** START Input for this task **

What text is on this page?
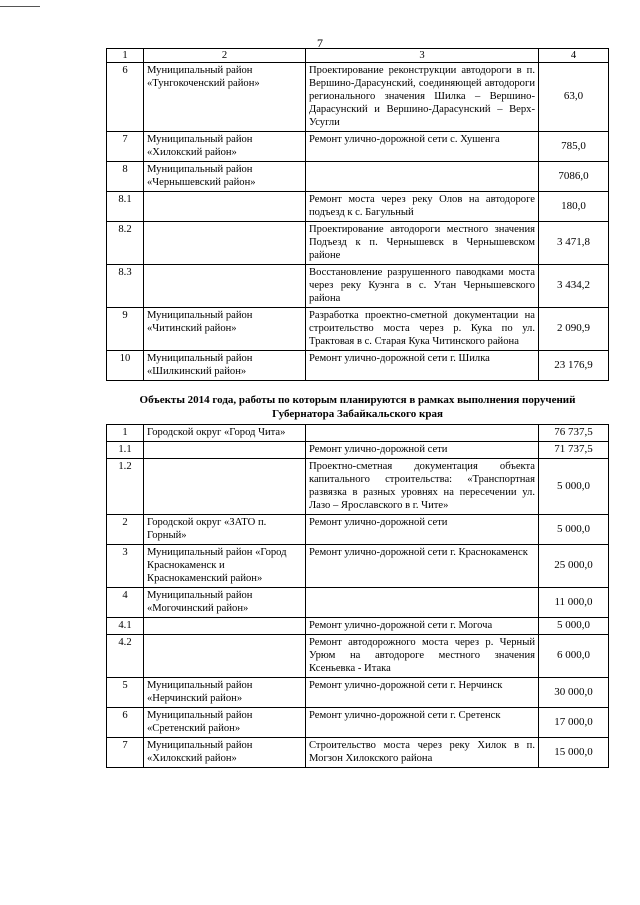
7
1	2	3	4
6	Муниципальный район «Тунгокоченский район»	Проектирование реконструкции автодороги в п. Вершино-Дарасунский, соединяющей автодороги регионального значения Шилка – Вершино-Дарасунский и Вершино-Дарасунский – Верх-Усугли	63,0
7	Муниципальный район «Хилокский район»	Ремонт улично-дорожной сети с. Хушенга	785,0
8	Муниципальный район «Чернышевский район»		7086,0
8.1		Ремонт моста через реку Олов на автодороге подъезд к с. Багульный	180,0
8.2		Проектирование автодороги местного значения Подъезд к п. Чернышевск в Чернышевском районе	3 471,8
8.3		Восстановление разрушенного паводками моста через реку Куэнга в с. Утан Чернышевского района	3 434,2
9	Муниципальный район «Читинский район»	Разработка проектно-сметной документации на строительство моста через р. Кука по ул. Трактовая в с. Старая Кука Читинского района	2 090,9
10	Муниципальный район «Шилкинский район»	Ремонт улично-дорожной сети г. Шилка	23 176,9
Объекты 2014 года, работы по которым планируются в рамках выполнения поручений Губернатора Забайкальского края			
1	Городской округ «Город Чита»		76 737,5
1.1		Ремонт улично-дорожной сети	71 737,5
1.2		Проектно-сметная документация объекта капитального строительства: «Транспортная развязка в разных уровнях на пересечении ул. Лазо – Ярославского в г. Чите»	5 000,0
2	Городской округ «ЗАТО п. Горный»	Ремонт улично-дорожной сети	5 000,0
3	Муниципальный район «Город Краснокаменск и Краснокаменский район»	Ремонт улично-дорожной сети г. Краснокаменск	25 000,0
4	Муниципальный район «Могочинский район»		11 000,0
4.1		Ремонт улично-дорожной сети г. Могоча	5 000,0
4.2		Ремонт автодорожного моста через р. Черный Урюм на автодороге местного значения Ксеньевка - Итака	6 000,0
5	Муниципальный район «Нерчинский район»	Ремонт улично-дорожной сети г. Нерчинск	30 000,0
6	Муниципальный район «Сретенский район»	Ремонт улично-дорожной сети г. Сретенск	17 000,0
7	Муниципальный район «Хилокский район»	Строительство моста через реку Хилок в п. Могзон Хилокского района	15 000,0
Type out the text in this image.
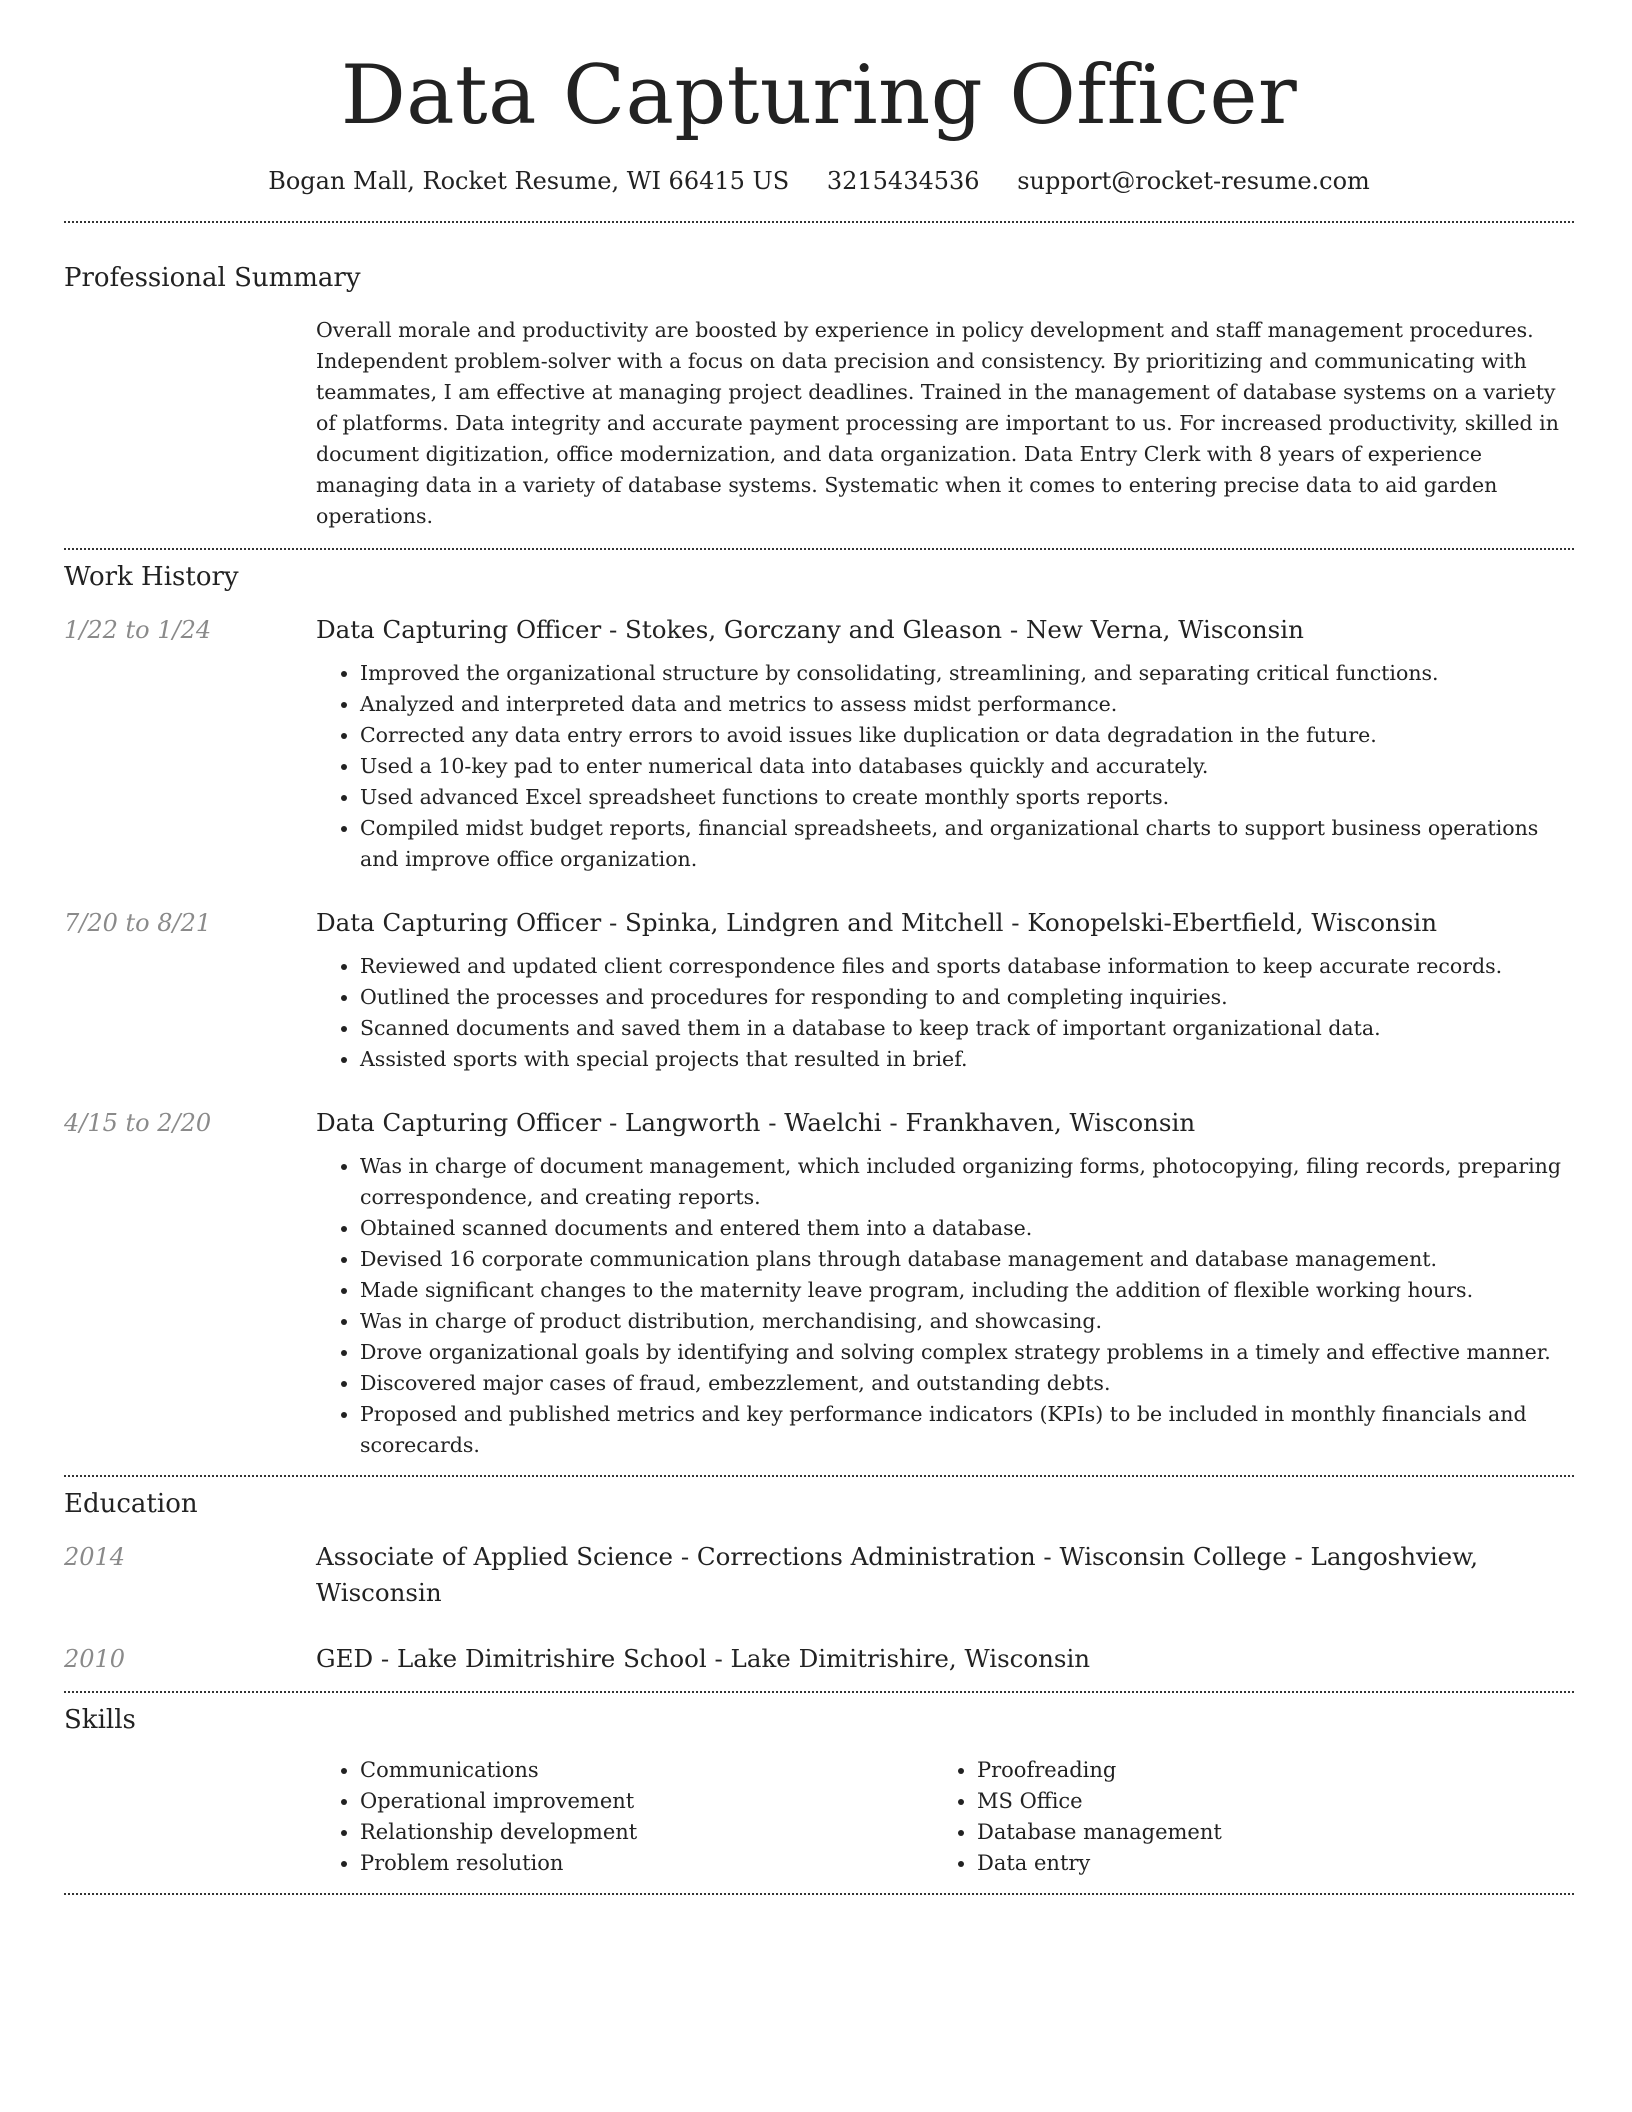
Data Capturing Officer
Bogan Mall, Rocket Resume, WI 66415 US 3215434536 support@rocket-resume.com
Professional Summary
Overall morale and productivity are boosted by experience in policy development and staff management procedures. Independent problem-solver with a focus on data precision and consistency. By prioritizing and communicating with teammates, I am effective at managing project deadlines. Trained in the management of database systems on a variety of platforms. Data integrity and accurate payment processing are important to us. For increased productivity, skilled in document digitization, office modernization, and data organization. Data Entry Clerk with 8 years of experience managing data in a variety of database systems. Systematic when it comes to entering precise data to aid garden operations.
Work History
1/22 to 1/24	Data Capturing Officer - Stokes, Gorczany and Gleason - New Verna, Wisconsin
• Improved the organizational structure by consolidating, streamlining, and separating critical functions.
• Analyzed and interpreted data and metrics to assess midst performance.
• Corrected any data entry errors to avoid issues like duplication or data degradation in the future.
• Used a 10-key pad to enter numerical data into databases quickly and accurately.
• Used advanced Excel spreadsheet functions to create monthly sports reports.
• Compiled midst budget reports, financial spreadsheets, and organizational charts to support business operations and improve office organization.
7/20 to 8/21	Data Capturing Officer - Spinka, Lindgren and Mitchell - Konopelski-Ebertfield, Wisconsin
• Reviewed and updated client correspondence files and sports database information to keep accurate records.
• Outlined the processes and procedures for responding to and completing inquiries.
• Scanned documents and saved them in a database to keep track of important organizational data.
• Assisted sports with special projects that resulted in brief.
4/15 to 2/20	Data Capturing Officer - Langworth - Waelchi - Frankhaven, Wisconsin
• Was in charge of document management, which included organizing forms, photocopying, filing records, preparing correspondence, and creating reports.
• Obtained scanned documents and entered them into a database.
• Devised 16 corporate communication plans through database management and database management.
• Made significant changes to the maternity leave program, including the addition of flexible working hours.
• Was in charge of product distribution, merchandising, and showcasing.
• Drove organizational goals by identifying and solving complex strategy problems in a timely and effective manner.
• Discovered major cases of fraud, embezzlement, and outstanding debts.
• Proposed and published metrics and key performance indicators (KPIs) to be included in monthly financials and scorecards.
Education
2014	Associate of Applied Science - Corrections Administration - Wisconsin College - Langoshview, Wisconsin
2010	GED - Lake Dimitrishire School - Lake Dimitrishire, Wisconsin
Skills
• Communications
• Operational improvement
• Relationship development
• Problem resolution
• Proofreading
• MS Office
• Database management
• Data entry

** END Input for this task **

Only the number is wanted: how many lines of the material above include the word "моста"?

5